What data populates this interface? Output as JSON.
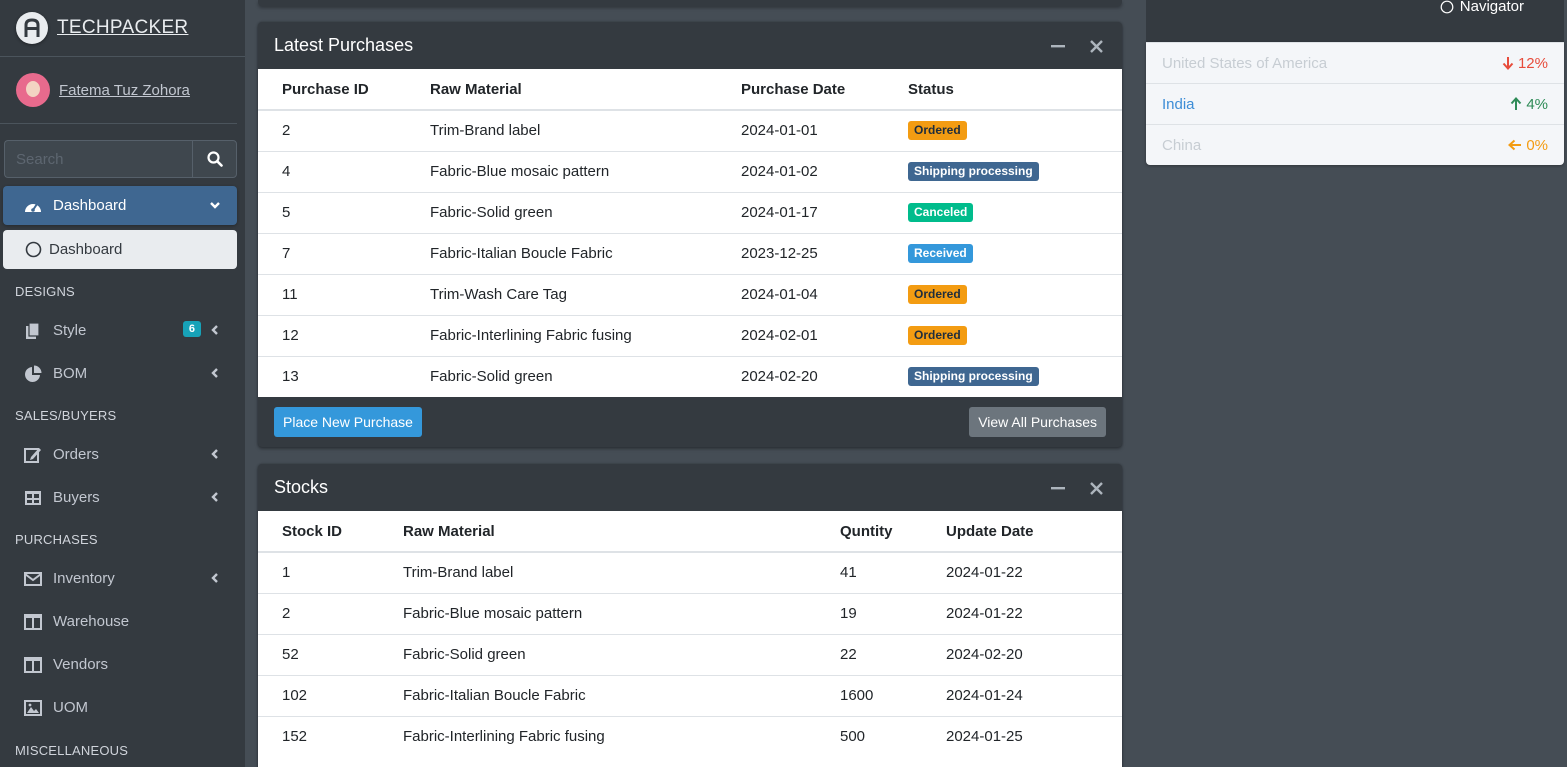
{
  "brand": {
    "name": "TECHPACKER",
    "logo_icon": "brand-logo-icon"
  },
  "user": {
    "name": "Fatema Tuz Zohora"
  },
  "search": {
    "placeholder": "Search"
  },
  "sidebar": {
    "dashboard": {
      "label": "Dashboard",
      "sub_label": "Dashboard"
    },
    "headers": {
      "designs": "DESIGNS",
      "sales": "SALES/BUYERS",
      "purchases": "PURCHASES",
      "misc": "MISCELLANEOUS"
    },
    "items": {
      "style": {
        "label": "Style",
        "badge": "6"
      },
      "bom": {
        "label": "BOM"
      },
      "orders": {
        "label": "Orders"
      },
      "buyers": {
        "label": "Buyers"
      },
      "inventory": {
        "label": "Inventory"
      },
      "warehouse": {
        "label": "Warehouse"
      },
      "vendors": {
        "label": "Vendors"
      },
      "uom": {
        "label": "UOM"
      }
    }
  },
  "purchases": {
    "title": "Latest Purchases",
    "columns": [
      "Purchase ID",
      "Raw Material",
      "Purchase Date",
      "Status"
    ],
    "rows": [
      {
        "id": "2",
        "material": "Trim-Brand label",
        "date": "2024-01-01",
        "status": "Ordered",
        "status_color": "#f39c12",
        "status_text_color": "#1f2d3d"
      },
      {
        "id": "4",
        "material": "Fabric-Blue mosaic pattern",
        "date": "2024-01-02",
        "status": "Shipping processing",
        "status_color": "#3f6791",
        "status_text_color": "#ffffff"
      },
      {
        "id": "5",
        "material": "Fabric-Solid green",
        "date": "2024-01-17",
        "status": "Canceled",
        "status_color": "#00bc8c",
        "status_text_color": "#ffffff"
      },
      {
        "id": "7",
        "material": "Fabric-Italian Boucle Fabric",
        "date": "2023-12-25",
        "status": "Received",
        "status_color": "#3498db",
        "status_text_color": "#ffffff"
      },
      {
        "id": "11",
        "material": "Trim-Wash Care Tag",
        "date": "2024-01-04",
        "status": "Ordered",
        "status_color": "#f39c12",
        "status_text_color": "#1f2d3d"
      },
      {
        "id": "12",
        "material": "Fabric-Interlining Fabric fusing",
        "date": "2024-02-01",
        "status": "Ordered",
        "status_color": "#f39c12",
        "status_text_color": "#1f2d3d"
      },
      {
        "id": "13",
        "material": "Fabric-Solid green",
        "date": "2024-02-20",
        "status": "Shipping processing",
        "status_color": "#3f6791",
        "status_text_color": "#ffffff"
      }
    ],
    "place_button": "Place New Purchase",
    "view_button": "View All Purchases"
  },
  "stocks": {
    "title": "Stocks",
    "columns": [
      "Stock ID",
      "Raw Material",
      "Quntity",
      "Update Date"
    ],
    "rows": [
      {
        "id": "1",
        "material": "Trim-Brand label",
        "qty": "41",
        "date": "2024-01-22"
      },
      {
        "id": "2",
        "material": "Fabric-Blue mosaic pattern",
        "qty": "19",
        "date": "2024-01-22"
      },
      {
        "id": "52",
        "material": "Fabric-Solid green",
        "qty": "22",
        "date": "2024-02-20"
      },
      {
        "id": "102",
        "material": "Fabric-Italian Boucle Fabric",
        "qty": "1600",
        "date": "2024-01-24"
      },
      {
        "id": "152",
        "material": "Fabric-Interlining Fabric fusing",
        "qty": "500",
        "date": "2024-01-25"
      }
    ]
  },
  "navigator": {
    "label": "Navigator"
  },
  "countries": [
    {
      "name": "United States of America",
      "change": "12%",
      "direction": "down",
      "name_color": "#c7cdd3",
      "change_color": "#e74c3c"
    },
    {
      "name": "India",
      "change": "4%",
      "direction": "up",
      "name_color": "#3d8dd6",
      "change_color": "#2e8b57"
    },
    {
      "name": "China",
      "change": "0%",
      "direction": "left",
      "name_color": "#c7cdd3",
      "change_color": "#f39c12"
    }
  ],
  "colors": {
    "primary": "#3f6791",
    "sidebar_bg": "#343a40",
    "info": "#17a2b8",
    "btn_primary": "#3498db",
    "btn_secondary": "#6c757d"
  }
}
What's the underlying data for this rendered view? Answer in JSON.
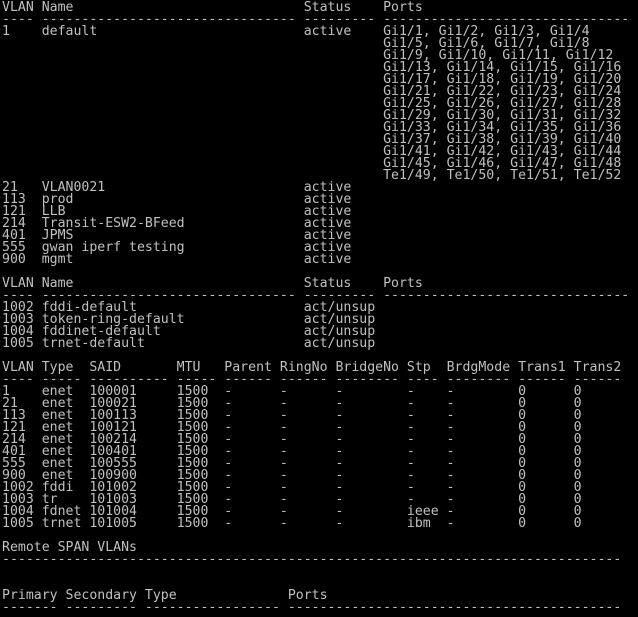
{
  "terminal": {
    "colors": {
      "background": "#000000",
      "text": "#c0c0c0"
    },
    "lines": [
      "VLAN Name                             Status    Ports",
      "---- -------------------------------- --------- -------------------------------",
      "1    default                          active    Gi1/1, Gi1/2, Gi1/3, Gi1/4",
      "                                                Gi1/5, Gi1/6, Gi1/7, Gi1/8",
      "                                                Gi1/9, Gi1/10, Gi1/11, Gi1/12",
      "                                                Gi1/13, Gi1/14, Gi1/15, Gi1/16",
      "                                                Gi1/17, Gi1/18, Gi1/19, Gi1/20",
      "                                                Gi1/21, Gi1/22, Gi1/23, Gi1/24",
      "                                                Gi1/25, Gi1/26, Gi1/27, Gi1/28",
      "                                                Gi1/29, Gi1/30, Gi1/31, Gi1/32",
      "                                                Gi1/33, Gi1/34, Gi1/35, Gi1/36",
      "                                                Gi1/37, Gi1/38, Gi1/39, Gi1/40",
      "                                                Gi1/41, Gi1/42, Gi1/43, Gi1/44",
      "                                                Gi1/45, Gi1/46, Gi1/47, Gi1/48",
      "                                                Te1/49, Te1/50, Te1/51, Te1/52",
      "21   VLAN0021                         active",
      "113  prod                             active",
      "121  LLB                              active",
      "214  Transit-ESW2-BFeed               active",
      "401  JPMS                             active",
      "555  gwan iperf testing               active",
      "900  mgmt                             active",
      "",
      "VLAN Name                             Status    Ports",
      "---- -------------------------------- --------- -------------------------------",
      "1002 fddi-default                     act/unsup",
      "1003 token-ring-default               act/unsup",
      "1004 fddinet-default                  act/unsup",
      "1005 trnet-default                    act/unsup",
      "",
      "VLAN Type  SAID       MTU   Parent RingNo BridgeNo Stp  BrdgMode Trans1 Trans2",
      "---- ----- ---------- ----- ------ ------ -------- ---- -------- ------ ------",
      "1    enet  100001     1500  -      -      -        -    -        0      0",
      "21   enet  100021     1500  -      -      -        -    -        0      0",
      "113  enet  100113     1500  -      -      -        -    -        0      0",
      "121  enet  100121     1500  -      -      -        -    -        0      0",
      "214  enet  100214     1500  -      -      -        -    -        0      0",
      "401  enet  100401     1500  -      -      -        -    -        0      0",
      "555  enet  100555     1500  -      -      -        -    -        0      0",
      "900  enet  100900     1500  -      -      -        -    -        0      0",
      "1002 fddi  101002     1500  -      -      -        -    -        0      0",
      "1003 tr    101003     1500  -      -      -        -    -        0      0",
      "1004 fdnet 101004     1500  -      -      -        ieee -        0      0",
      "1005 trnet 101005     1500  -      -      -        ibm  -        0      0",
      "",
      "Remote SPAN VLANs",
      "------------------------------------------------------------------------------",
      "",
      "",
      "Primary Secondary Type              Ports",
      "------- --------- ----------------- ------------------------------------------"
    ]
  }
}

Goal: Identify the lines that hold the word "active". Copy every one of them.

Finished answer:
      "1    default                          active    Gi1/1, Gi1/2, Gi1/3, Gi1/4",
      "21   VLAN0021                         active",
      "113  prod                             active",
      "121  LLB                              active",
      "214  Transit-ESW2-BFeed               active",
      "401  JPMS                             active",
      "555  gwan iperf testing               active",
      "900  mgmt                             active",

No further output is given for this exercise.